[Data records]
-- start --
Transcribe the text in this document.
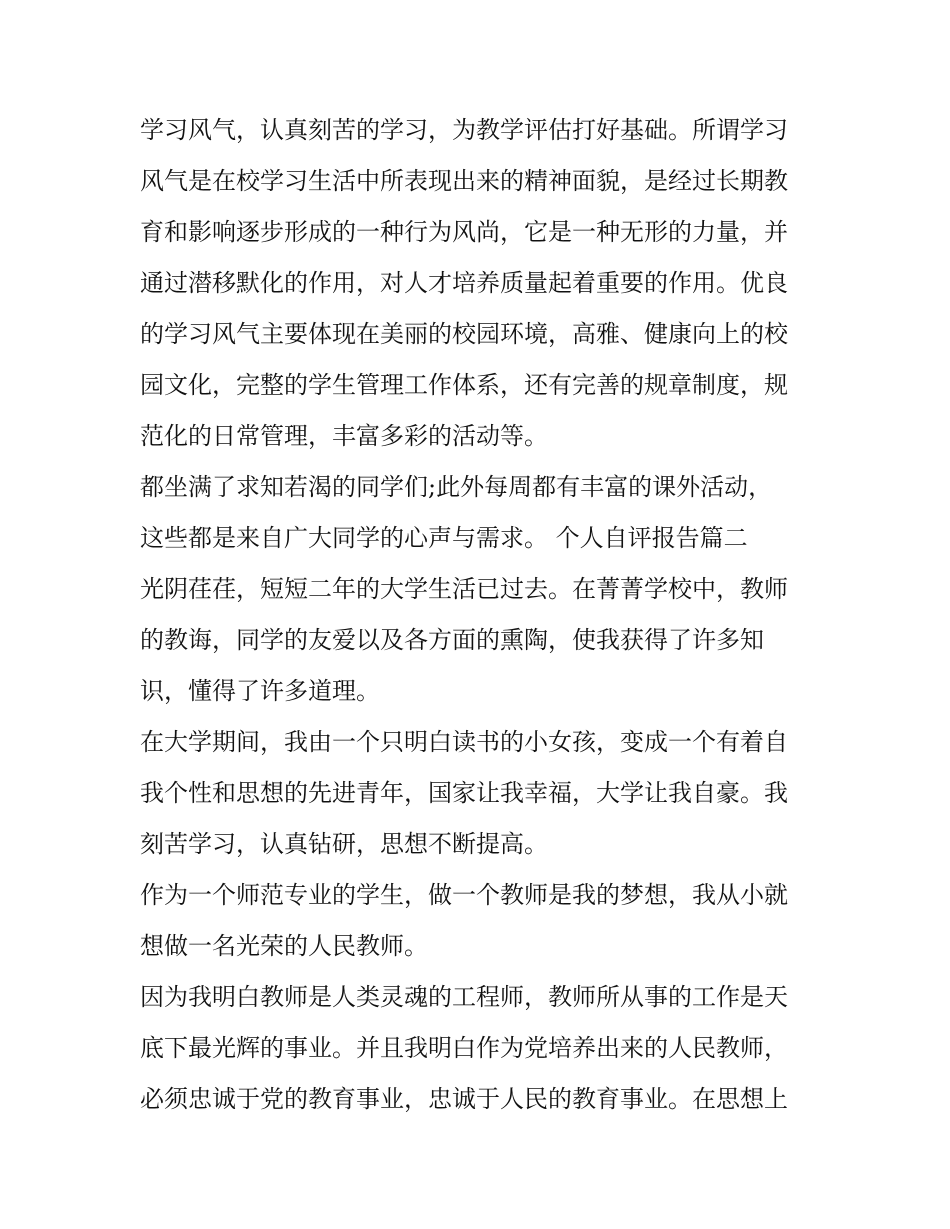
学习风气，认真刻苦的学习，为教学评估打好基础。所谓学习
风气是在校学习生活中所表现出来的精神面貌，是经过长期教
育和影响逐步形成的一种行为风尚，它是一种无形的力量，并
通过潜移默化的作用，对人才培养质量起着重要的作用。优良
的学习风气主要体现在美丽的校园环境，高雅、健康向上的校
园文化，完整的学生管理工作体系，还有完善的规章制度，规
范化的日常管理，丰富多彩的活动等。
都坐满了求知若渴的同学们;此外每周都有丰富的课外活动，
这些都是来自广大同学的心声与需求。 个人自评报告篇二
光阴荏荏，短短二年的大学生活已过去。在菁菁学校中，教师
的教诲，同学的友爱以及各方面的熏陶，使我获得了许多知
识，懂得了许多道理。
在大学期间，我由一个只明白读书的小女孩，变成一个有着自
我个性和思想的先进青年，国家让我幸福，大学让我自豪。我
刻苦学习，认真钻研，思想不断提高。
作为一个师范专业的学生，做一个教师是我的梦想，我从小就
想做一名光荣的人民教师。
因为我明白教师是人类灵魂的工程师，教师所从事的工作是天
底下最光辉的事业。并且我明白作为党培养出来的人民教师，
必须忠诚于党的教育事业，忠诚于人民的教育事业。在思想上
-- end --
:: Exercise requirements ::
Without the pictures, restate all of the entries above verbatim.

:: Written reply ::
Transcribe the text in this document.
学习风气，认真刻苦的学习，为教学评估打好基础。所谓学习
风气是在校学习生活中所表现出来的精神面貌，是经过长期教
育和影响逐步形成的一种行为风尚，它是一种无形的力量，并
通过潜移默化的作用，对人才培养质量起着重要的作用。优良
的学习风气主要体现在美丽的校园环境，高雅、健康向上的校
园文化，完整的学生管理工作体系，还有完善的规章制度，规
范化的日常管理，丰富多彩的活动等。
都坐满了求知若渴的同学们;此外每周都有丰富的课外活动，
这些都是来自广大同学的心声与需求。 个人自评报告篇二
光阴荏荏，短短二年的大学生活已过去。在菁菁学校中，教师
的教诲，同学的友爱以及各方面的熏陶，使我获得了许多知
识，懂得了许多道理。
在大学期间，我由一个只明白读书的小女孩，变成一个有着自
我个性和思想的先进青年，国家让我幸福，大学让我自豪。我
刻苦学习，认真钻研，思想不断提高。
作为一个师范专业的学生，做一个教师是我的梦想，我从小就
想做一名光荣的人民教师。
因为我明白教师是人类灵魂的工程师，教师所从事的工作是天
底下最光辉的事业。并且我明白作为党培养出来的人民教师，
必须忠诚于党的教育事业，忠诚于人民的教育事业。在思想上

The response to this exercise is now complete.